** start of PROVIDED ENTRIES **

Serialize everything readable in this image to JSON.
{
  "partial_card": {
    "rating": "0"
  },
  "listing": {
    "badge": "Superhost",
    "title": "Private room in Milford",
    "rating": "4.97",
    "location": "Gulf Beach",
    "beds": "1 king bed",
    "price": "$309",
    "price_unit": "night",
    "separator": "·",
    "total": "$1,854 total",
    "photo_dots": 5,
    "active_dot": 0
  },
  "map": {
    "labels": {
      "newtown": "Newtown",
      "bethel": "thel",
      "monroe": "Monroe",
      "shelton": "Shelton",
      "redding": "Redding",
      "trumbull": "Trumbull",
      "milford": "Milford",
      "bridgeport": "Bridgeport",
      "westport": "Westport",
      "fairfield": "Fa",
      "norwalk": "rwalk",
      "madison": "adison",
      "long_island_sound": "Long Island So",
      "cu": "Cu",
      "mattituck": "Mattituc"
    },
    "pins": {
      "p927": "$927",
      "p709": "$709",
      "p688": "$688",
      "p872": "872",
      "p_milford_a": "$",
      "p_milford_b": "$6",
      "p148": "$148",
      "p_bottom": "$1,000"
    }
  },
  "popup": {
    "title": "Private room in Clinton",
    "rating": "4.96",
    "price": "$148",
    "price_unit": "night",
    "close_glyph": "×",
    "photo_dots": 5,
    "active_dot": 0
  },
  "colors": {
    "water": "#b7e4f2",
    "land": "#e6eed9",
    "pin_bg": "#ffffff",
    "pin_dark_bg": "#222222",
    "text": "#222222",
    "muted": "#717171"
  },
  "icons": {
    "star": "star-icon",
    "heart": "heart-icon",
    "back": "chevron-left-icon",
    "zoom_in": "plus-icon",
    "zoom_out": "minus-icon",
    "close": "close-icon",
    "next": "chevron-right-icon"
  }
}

** end of PROVIDED ENTRIES **

● WHAT TO WORK ON
Type out the full listing again, exactly as given.

● SOLVED PROBLEM
Serialize everything readable in this image to JSON.
{
  "partial_card": {
    "rating": "0"
  },
  "listing": {
    "badge": "Superhost",
    "title": "Private room in Milford",
    "rating": "4.97",
    "location": "Gulf Beach",
    "beds": "1 king bed",
    "price": "$309",
    "price_unit": "night",
    "separator": "·",
    "total": "$1,854 total",
    "photo_dots": 5,
    "active_dot": 0
  },
  "map": {
    "labels": {
      "newtown": "Newtown",
      "bethel": "thel",
      "monroe": "Monroe",
      "shelton": "Shelton",
      "redding": "Redding",
      "trumbull": "Trumbull",
      "milford": "Milford",
      "bridgeport": "Bridgeport",
      "westport": "Westport",
      "fairfield": "Fa",
      "norwalk": "rwalk",
      "madison": "adison",
      "long_island_sound": "Long Island So",
      "cu": "Cu",
      "mattituck": "Mattituc"
    },
    "pins": {
      "p927": "$927",
      "p709": "$709",
      "p688": "$688",
      "p872": "872",
      "p_milford_a": "$",
      "p_milford_b": "$6",
      "p148": "$148",
      "p_bottom": "$1,000"
    }
  },
  "popup": {
    "title": "Private room in Clinton",
    "rating": "4.96",
    "price": "$148",
    "price_unit": "night",
    "close_glyph": "×",
    "photo_dots": 5,
    "active_dot": 0
  },
  "colors": {
    "water": "#b7e4f2",
    "land": "#e6eed9",
    "pin_bg": "#ffffff",
    "pin_dark_bg": "#222222",
    "text": "#222222",
    "muted": "#717171"
  },
  "icons": {
    "star": "star-icon",
    "heart": "heart-icon",
    "back": "chevron-left-icon",
    "zoom_in": "plus-icon",
    "zoom_out": "minus-icon",
    "close": "close-icon",
    "next": "chevron-right-icon"
  }
}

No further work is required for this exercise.